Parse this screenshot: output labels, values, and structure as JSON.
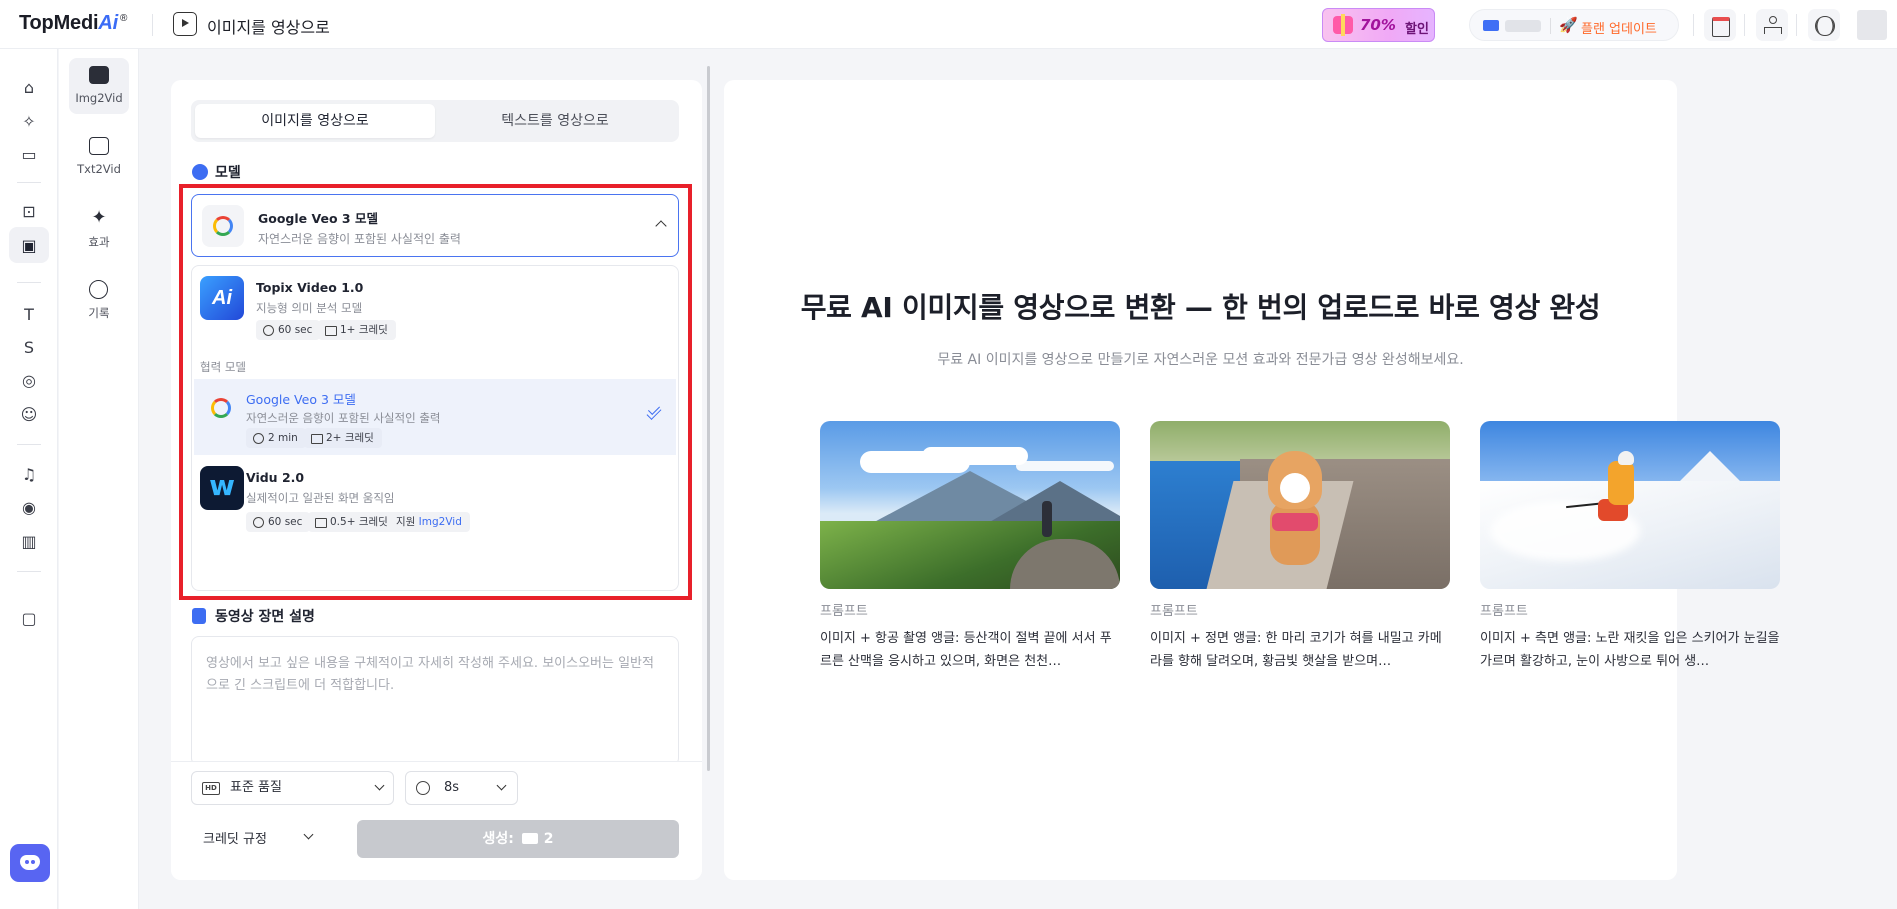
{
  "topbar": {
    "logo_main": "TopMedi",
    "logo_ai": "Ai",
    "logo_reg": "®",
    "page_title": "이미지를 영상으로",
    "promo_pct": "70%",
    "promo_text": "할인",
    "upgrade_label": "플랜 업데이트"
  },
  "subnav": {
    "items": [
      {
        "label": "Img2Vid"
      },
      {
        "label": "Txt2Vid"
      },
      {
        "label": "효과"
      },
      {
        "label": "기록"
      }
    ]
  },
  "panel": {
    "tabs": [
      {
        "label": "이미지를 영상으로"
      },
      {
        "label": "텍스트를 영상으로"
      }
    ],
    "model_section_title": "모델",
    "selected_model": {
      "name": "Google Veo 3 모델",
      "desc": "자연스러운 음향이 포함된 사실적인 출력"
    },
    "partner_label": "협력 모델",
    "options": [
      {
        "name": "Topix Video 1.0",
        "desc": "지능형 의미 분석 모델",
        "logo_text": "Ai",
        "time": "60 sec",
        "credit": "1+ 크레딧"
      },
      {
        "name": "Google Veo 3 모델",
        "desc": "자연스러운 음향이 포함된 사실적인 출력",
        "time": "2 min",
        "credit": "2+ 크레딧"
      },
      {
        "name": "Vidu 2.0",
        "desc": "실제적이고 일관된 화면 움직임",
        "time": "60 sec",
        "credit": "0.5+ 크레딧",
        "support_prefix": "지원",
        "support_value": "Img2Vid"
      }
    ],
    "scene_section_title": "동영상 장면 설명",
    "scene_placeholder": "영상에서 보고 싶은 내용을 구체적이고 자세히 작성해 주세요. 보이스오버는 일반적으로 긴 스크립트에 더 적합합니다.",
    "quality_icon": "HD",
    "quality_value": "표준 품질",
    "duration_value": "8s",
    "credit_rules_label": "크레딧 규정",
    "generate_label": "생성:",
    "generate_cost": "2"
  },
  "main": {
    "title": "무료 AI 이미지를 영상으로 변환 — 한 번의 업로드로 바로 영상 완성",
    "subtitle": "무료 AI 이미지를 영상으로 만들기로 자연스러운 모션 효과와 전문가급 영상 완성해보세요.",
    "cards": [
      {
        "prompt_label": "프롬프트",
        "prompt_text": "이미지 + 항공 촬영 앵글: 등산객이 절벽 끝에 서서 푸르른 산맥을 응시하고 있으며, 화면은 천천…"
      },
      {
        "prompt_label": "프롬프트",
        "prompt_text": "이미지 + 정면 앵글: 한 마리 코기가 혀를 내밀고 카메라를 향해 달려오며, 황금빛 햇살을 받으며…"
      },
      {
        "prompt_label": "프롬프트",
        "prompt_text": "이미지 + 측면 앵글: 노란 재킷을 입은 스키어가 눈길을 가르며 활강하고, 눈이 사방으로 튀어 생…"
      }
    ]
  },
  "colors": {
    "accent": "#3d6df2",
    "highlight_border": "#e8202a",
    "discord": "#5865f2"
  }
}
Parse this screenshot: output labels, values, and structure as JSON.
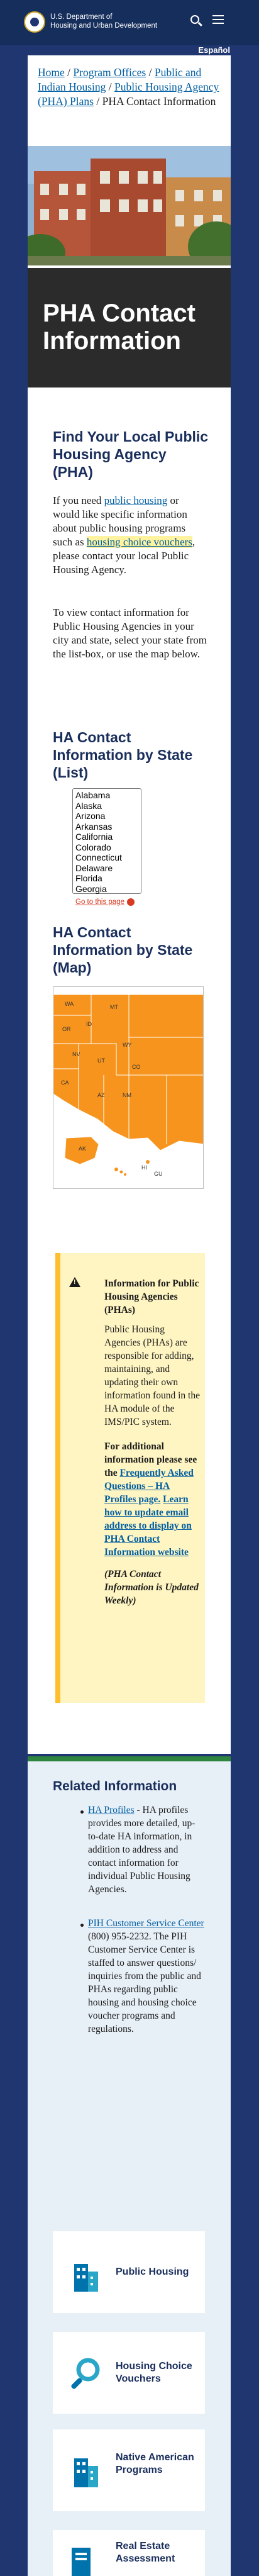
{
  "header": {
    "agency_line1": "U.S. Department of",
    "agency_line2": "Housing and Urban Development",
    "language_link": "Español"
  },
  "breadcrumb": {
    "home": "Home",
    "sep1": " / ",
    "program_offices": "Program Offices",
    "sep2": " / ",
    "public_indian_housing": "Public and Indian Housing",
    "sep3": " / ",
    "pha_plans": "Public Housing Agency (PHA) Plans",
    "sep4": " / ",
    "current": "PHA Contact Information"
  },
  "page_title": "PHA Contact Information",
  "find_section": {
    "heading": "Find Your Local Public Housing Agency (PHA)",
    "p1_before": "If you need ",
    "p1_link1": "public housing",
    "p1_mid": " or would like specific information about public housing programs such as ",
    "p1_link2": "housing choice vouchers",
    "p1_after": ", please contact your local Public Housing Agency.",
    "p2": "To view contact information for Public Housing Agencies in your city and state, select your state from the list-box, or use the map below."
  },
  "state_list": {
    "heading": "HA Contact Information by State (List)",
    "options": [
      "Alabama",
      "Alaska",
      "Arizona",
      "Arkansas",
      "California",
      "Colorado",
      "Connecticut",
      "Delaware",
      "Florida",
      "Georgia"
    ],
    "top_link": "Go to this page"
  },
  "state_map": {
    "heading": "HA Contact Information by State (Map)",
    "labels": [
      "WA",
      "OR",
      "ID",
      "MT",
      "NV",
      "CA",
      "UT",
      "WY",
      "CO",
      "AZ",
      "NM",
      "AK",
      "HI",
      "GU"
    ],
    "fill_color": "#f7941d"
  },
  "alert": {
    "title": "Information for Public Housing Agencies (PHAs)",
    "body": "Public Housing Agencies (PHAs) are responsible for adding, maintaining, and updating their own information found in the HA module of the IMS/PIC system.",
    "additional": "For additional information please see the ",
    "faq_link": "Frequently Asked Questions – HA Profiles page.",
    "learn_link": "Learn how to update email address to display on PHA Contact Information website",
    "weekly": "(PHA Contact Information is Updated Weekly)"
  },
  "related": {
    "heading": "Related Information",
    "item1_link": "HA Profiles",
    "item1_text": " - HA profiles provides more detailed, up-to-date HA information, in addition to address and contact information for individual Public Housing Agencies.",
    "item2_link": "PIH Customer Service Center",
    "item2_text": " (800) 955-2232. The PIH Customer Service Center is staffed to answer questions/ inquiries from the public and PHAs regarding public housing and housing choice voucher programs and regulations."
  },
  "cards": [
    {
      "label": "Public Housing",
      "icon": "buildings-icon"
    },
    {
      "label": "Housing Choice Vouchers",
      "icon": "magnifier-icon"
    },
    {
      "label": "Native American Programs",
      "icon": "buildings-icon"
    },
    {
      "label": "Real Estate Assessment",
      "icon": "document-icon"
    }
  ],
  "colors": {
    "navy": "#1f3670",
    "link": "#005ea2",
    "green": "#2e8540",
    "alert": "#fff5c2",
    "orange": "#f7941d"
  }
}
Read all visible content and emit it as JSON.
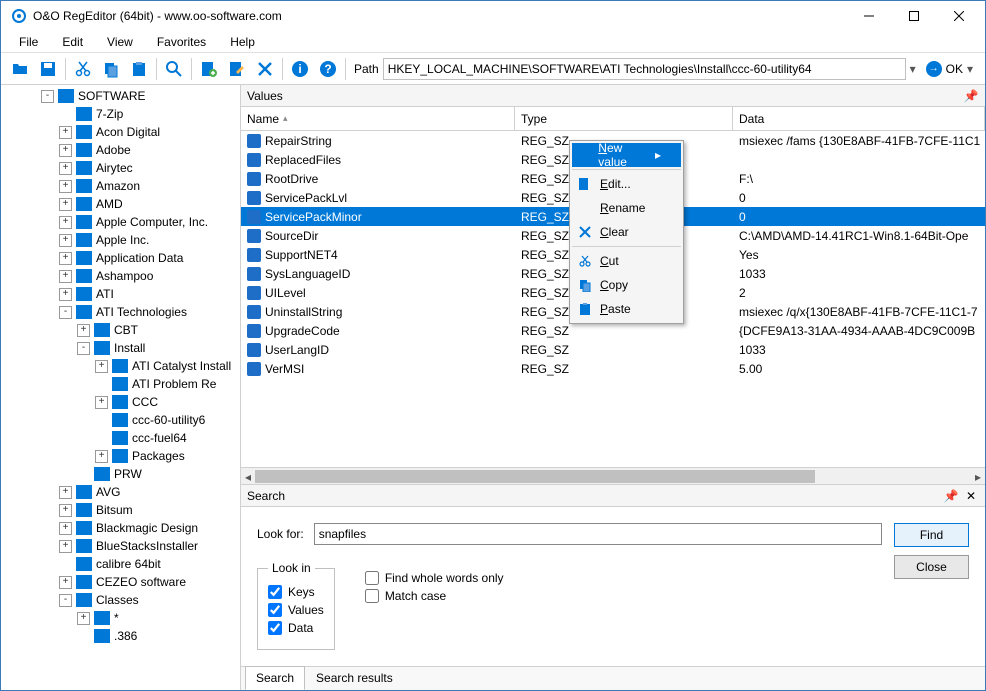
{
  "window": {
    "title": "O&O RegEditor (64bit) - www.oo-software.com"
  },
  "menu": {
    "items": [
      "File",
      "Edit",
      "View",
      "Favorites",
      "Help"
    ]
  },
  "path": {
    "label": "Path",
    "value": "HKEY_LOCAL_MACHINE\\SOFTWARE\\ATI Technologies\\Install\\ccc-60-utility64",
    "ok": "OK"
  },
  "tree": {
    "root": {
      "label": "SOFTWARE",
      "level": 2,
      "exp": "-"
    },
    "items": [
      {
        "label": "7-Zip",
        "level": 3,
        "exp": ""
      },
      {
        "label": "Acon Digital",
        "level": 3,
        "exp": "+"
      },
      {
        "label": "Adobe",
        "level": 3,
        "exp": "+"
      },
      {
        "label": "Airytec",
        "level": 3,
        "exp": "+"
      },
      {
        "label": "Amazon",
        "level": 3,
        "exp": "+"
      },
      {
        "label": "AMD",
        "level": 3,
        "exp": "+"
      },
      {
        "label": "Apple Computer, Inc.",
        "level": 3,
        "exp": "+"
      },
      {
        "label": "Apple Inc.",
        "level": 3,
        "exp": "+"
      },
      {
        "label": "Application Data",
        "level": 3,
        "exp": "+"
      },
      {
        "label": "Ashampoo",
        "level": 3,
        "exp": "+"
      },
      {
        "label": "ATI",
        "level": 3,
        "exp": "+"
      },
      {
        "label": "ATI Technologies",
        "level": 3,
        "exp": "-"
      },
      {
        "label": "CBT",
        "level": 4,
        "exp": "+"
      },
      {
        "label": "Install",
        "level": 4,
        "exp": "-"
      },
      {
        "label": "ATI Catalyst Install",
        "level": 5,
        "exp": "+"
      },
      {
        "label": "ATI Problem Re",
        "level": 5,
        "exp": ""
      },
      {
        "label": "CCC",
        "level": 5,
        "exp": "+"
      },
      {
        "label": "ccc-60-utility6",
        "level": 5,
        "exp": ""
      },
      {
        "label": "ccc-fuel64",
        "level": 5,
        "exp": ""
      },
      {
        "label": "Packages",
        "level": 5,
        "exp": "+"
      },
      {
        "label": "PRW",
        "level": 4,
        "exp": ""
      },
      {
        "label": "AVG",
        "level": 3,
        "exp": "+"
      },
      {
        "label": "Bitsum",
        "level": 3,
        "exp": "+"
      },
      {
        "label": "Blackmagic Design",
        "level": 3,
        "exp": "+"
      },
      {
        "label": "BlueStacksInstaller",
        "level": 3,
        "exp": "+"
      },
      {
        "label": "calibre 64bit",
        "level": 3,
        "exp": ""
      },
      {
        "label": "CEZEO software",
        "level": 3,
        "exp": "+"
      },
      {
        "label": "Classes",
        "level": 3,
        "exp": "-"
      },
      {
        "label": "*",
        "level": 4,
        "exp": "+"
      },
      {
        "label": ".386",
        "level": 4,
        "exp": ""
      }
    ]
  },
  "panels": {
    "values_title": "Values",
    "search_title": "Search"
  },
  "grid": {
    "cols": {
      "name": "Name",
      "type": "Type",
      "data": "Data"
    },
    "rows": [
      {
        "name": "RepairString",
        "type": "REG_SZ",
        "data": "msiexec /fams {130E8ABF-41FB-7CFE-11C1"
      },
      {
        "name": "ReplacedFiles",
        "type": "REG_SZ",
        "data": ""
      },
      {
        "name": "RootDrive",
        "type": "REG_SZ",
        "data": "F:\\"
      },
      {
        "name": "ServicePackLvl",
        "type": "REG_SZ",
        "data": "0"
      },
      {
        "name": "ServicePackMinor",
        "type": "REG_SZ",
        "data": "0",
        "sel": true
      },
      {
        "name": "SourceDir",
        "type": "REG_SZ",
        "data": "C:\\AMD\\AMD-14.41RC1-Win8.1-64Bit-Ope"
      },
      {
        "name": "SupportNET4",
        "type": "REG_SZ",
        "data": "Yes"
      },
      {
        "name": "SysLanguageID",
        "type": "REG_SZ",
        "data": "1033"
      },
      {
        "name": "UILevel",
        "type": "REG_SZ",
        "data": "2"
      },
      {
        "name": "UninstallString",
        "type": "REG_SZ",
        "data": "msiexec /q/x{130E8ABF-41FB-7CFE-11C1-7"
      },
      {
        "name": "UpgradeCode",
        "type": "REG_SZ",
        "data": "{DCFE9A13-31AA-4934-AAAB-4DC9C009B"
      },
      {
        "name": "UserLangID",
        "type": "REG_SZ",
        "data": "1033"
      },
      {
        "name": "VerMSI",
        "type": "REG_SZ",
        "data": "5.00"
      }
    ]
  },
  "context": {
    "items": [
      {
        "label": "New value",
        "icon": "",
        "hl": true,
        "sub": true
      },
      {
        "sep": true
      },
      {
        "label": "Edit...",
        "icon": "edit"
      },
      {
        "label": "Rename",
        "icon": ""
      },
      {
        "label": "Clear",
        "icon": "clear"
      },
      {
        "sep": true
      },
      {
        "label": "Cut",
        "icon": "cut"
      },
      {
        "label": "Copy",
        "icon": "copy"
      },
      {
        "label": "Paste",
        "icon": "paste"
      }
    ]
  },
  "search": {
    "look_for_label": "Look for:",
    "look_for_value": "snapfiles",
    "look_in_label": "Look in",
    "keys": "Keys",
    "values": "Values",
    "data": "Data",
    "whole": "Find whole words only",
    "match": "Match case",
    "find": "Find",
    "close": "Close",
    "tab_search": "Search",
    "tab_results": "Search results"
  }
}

....

TO DO - In the entries above, find every line holding the word "영상으로" and copy it out.

OUTPUT -
    "page_title": "이미지를 영상으로",
        "label": "이미지를 영상으로"
        "label": "텍스트를 영상으로"
    "title": "무료 AI 이미지를 영상으로 변환 — 한 번의 업로드로 바로 영상 완성",
    "subtitle": "무료 AI 이미지를 영상으로 만들기로 자연스러운 모션 효과와 전문가급 영상 완성해보세요.",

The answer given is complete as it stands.